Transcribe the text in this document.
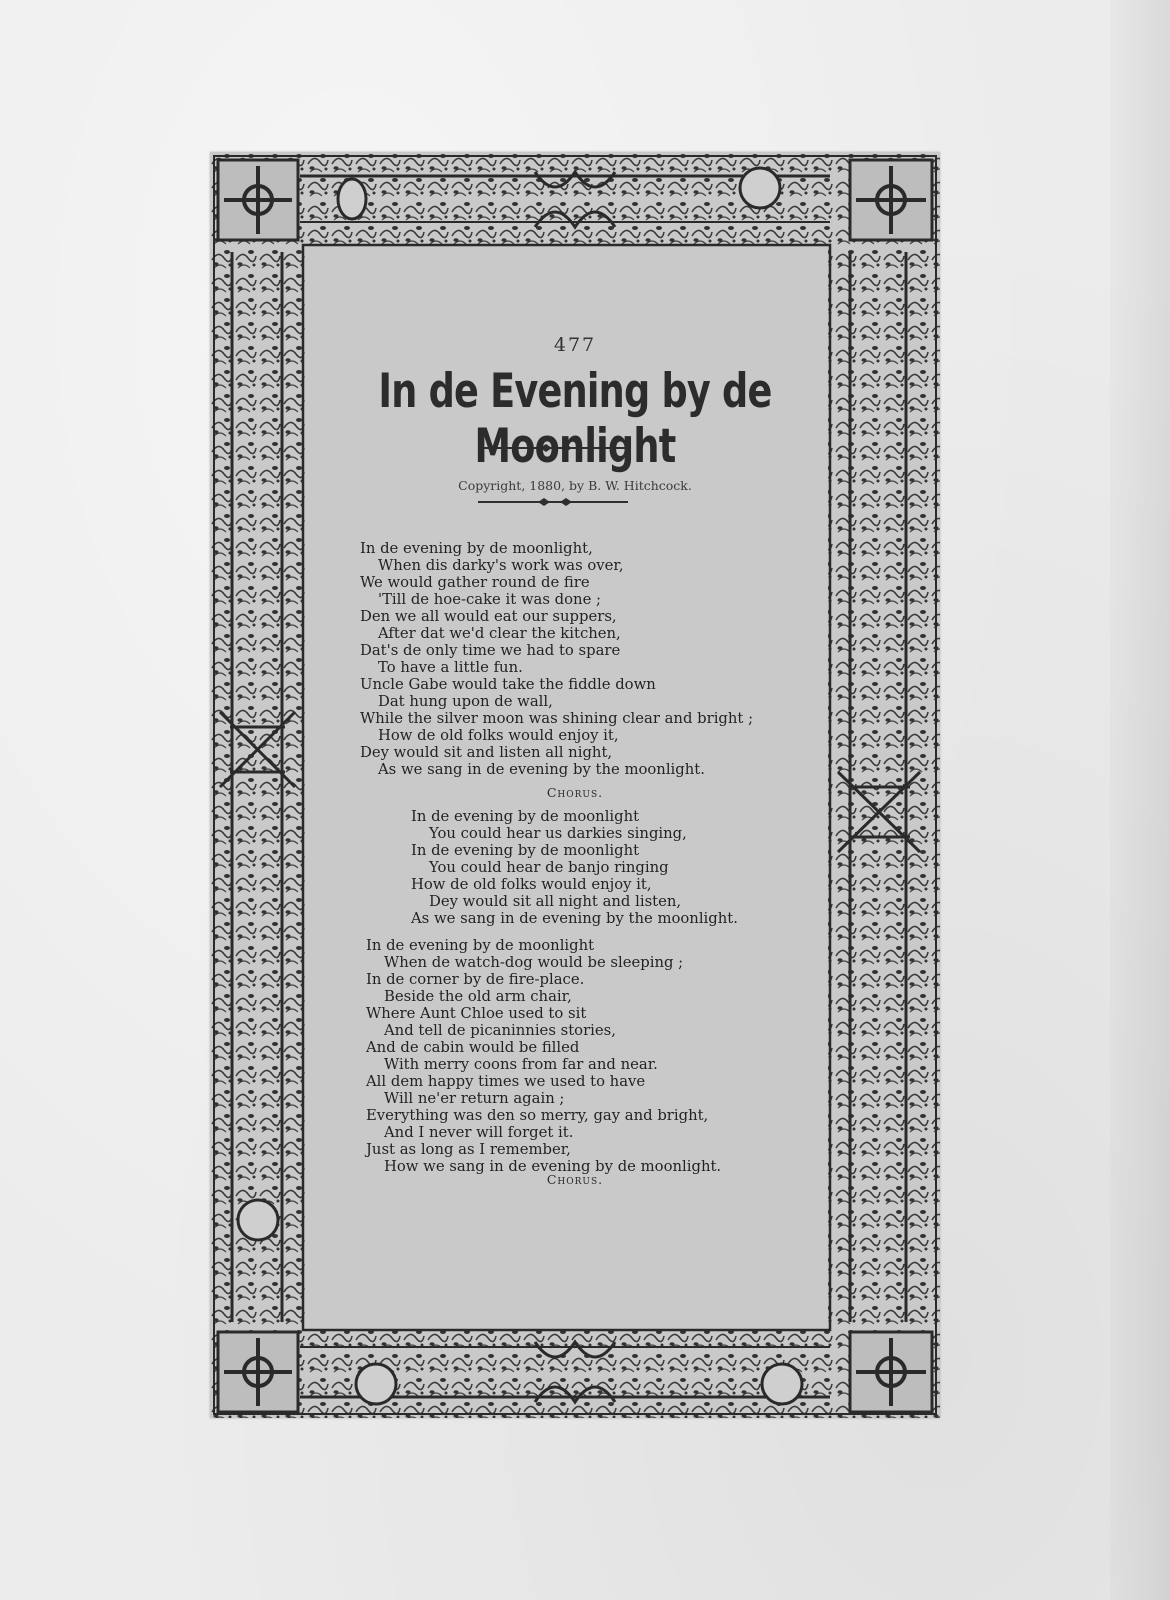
477
In de Evening by de Moonlight
Copyright, 1880, by B. W. Hitchcock.
In de evening by de moonlight,
When dis darky's work was over,
We would gather round de fire
'Till de hoe-cake it was done ;
Den we all would eat our suppers,
After dat we'd clear the kitchen,
Dat's de only time we had to spare
To have a little fun.
Uncle Gabe would take the fiddle down
Dat hung upon de wall,
While the silver moon was shining clear and bright ;
How de old folks would enjoy it,
Dey would sit and listen all night,
As we sang in de evening by the moonlight.
Chorus.
In de evening by de moonlight
You could hear us darkies singing,
In de evening by de moonlight
You could hear de banjo ringing
How de old folks would enjoy it,
Dey would sit all night and listen,
As we sang in de evening by the moonlight.
In de evening by de moonlight
When de watch-dog would be sleeping ;
In de corner by de fire-place.
Beside the old arm chair,
Where Aunt Chloe used to sit
And tell de picaninnies stories,
And de cabin would be filled
With merry coons from far and near.
All dem happy times we used to have
Will ne'er return again ;
Everything was den so merry, gay and bright,
And I never will forget it.
Just as long as I remember,
How we sang in de evening by de moonlight.
Chorus.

**DO THIS**. The word "listen" may appear on some lines of these records; state how many such lines there are, and nothing else.

**FINAL RESULT**. 2